▸ Task input:
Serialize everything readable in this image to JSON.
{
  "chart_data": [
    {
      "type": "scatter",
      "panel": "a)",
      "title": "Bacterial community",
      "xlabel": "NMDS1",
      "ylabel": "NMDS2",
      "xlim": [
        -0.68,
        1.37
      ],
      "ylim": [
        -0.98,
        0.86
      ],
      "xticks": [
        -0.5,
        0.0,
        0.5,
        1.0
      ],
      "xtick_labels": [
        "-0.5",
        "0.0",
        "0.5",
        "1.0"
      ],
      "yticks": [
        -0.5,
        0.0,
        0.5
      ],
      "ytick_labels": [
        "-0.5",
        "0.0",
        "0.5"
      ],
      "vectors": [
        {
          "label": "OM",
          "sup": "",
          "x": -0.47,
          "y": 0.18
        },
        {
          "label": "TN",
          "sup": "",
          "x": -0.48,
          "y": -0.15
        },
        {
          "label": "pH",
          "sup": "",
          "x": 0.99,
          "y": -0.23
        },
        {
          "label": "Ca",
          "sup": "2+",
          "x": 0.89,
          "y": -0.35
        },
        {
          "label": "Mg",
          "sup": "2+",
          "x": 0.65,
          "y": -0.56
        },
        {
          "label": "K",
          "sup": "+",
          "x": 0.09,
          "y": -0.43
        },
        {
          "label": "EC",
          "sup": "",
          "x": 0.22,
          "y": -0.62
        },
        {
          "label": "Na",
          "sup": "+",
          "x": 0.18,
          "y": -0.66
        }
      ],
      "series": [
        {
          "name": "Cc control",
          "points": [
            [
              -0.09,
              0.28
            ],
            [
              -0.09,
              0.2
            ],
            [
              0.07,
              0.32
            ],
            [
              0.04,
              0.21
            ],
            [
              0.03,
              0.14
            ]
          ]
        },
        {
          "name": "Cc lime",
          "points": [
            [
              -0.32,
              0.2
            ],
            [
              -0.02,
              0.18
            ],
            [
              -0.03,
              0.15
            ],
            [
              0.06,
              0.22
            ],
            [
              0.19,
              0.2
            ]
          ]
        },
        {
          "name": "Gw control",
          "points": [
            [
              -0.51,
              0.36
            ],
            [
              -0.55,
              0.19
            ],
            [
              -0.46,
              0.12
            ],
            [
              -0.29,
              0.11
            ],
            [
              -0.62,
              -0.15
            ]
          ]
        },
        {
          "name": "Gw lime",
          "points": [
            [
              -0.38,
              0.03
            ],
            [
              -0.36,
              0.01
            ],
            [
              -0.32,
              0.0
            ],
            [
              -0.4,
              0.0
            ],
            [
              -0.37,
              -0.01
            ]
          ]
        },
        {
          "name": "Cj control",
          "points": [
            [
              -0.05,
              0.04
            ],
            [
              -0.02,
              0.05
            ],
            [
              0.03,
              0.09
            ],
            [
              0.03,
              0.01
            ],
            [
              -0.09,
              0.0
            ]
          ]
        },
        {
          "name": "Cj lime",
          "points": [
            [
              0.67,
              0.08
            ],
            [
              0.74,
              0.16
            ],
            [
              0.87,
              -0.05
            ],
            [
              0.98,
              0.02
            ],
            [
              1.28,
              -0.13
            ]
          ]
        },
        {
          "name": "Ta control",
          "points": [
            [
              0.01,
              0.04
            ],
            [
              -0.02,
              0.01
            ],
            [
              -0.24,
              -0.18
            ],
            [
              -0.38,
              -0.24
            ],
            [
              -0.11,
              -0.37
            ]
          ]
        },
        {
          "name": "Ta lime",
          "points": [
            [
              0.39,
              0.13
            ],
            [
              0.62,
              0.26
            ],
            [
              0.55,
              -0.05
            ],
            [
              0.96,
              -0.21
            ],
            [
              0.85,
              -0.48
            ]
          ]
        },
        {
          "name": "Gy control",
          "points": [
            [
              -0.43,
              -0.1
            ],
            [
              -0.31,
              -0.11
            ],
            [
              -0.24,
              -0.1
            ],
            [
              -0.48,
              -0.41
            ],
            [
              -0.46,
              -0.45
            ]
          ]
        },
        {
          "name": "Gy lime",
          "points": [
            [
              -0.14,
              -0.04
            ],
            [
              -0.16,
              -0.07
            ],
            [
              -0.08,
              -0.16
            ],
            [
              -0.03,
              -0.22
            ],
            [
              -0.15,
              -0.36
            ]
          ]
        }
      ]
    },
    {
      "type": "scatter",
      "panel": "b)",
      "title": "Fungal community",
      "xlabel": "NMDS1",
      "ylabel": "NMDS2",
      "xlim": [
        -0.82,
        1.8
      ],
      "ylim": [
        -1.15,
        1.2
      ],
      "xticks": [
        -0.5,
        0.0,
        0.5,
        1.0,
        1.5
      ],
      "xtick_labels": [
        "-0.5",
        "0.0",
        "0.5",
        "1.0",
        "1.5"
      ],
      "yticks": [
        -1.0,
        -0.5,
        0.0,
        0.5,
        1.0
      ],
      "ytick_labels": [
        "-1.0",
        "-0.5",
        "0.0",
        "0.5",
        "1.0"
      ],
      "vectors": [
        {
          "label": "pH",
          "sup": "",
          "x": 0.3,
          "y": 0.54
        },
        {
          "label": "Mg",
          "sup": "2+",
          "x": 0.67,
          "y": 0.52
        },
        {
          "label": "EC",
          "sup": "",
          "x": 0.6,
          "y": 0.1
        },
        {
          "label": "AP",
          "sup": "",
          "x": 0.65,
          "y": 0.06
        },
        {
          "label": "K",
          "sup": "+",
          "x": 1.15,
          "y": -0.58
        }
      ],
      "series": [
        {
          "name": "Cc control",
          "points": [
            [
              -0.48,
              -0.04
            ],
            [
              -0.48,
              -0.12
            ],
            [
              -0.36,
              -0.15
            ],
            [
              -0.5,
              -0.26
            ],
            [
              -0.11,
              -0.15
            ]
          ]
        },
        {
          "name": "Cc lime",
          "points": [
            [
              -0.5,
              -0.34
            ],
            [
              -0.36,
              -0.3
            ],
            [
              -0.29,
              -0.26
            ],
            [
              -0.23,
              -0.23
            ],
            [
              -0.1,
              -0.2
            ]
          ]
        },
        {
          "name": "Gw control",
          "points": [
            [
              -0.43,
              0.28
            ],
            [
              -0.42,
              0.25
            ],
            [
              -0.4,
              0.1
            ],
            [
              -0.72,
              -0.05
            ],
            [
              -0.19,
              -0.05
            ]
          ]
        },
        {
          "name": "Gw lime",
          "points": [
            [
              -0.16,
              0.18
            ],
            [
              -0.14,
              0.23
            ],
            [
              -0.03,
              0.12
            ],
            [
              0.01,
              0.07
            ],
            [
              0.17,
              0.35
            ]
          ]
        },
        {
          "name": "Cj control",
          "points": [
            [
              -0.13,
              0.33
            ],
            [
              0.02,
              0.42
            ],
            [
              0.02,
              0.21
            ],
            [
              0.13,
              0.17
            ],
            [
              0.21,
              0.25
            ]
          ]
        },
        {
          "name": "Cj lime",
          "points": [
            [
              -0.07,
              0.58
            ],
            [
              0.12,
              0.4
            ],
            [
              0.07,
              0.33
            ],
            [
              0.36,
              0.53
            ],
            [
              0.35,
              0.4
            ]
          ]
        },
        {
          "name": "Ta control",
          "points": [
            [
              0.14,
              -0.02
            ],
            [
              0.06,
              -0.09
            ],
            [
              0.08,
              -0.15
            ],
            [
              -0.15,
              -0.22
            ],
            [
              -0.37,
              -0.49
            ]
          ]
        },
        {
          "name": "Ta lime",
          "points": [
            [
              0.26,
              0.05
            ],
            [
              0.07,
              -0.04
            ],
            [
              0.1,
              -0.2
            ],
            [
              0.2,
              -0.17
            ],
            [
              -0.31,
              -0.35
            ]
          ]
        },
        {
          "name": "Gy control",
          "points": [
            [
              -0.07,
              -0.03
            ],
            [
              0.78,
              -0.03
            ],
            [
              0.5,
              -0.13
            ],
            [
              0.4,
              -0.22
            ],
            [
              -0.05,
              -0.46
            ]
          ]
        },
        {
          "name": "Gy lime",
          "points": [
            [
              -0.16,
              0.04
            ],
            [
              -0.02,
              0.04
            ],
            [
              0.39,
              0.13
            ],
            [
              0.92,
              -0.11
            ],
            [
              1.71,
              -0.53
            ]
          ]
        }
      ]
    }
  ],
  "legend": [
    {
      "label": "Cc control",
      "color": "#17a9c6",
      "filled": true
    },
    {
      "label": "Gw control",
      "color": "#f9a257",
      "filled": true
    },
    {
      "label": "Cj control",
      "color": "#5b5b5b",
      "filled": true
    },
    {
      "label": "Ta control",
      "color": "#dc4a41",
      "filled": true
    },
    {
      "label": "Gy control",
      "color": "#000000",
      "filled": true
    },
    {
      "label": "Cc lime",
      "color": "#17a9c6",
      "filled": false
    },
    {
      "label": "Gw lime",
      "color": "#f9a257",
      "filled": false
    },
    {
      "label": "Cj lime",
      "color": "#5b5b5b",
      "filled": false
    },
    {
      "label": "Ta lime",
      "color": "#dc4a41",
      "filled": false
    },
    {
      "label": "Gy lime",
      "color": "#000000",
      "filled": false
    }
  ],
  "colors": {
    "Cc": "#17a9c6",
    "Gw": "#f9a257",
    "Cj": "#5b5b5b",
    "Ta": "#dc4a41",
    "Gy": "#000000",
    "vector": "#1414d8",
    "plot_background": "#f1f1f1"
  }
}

▸ Problem requirements:
Copy out each line from the preceding entries that mentions the word "title".

▸ Output for this exercise:
      "title": "Bacterial community",
      "title": "Fungal community",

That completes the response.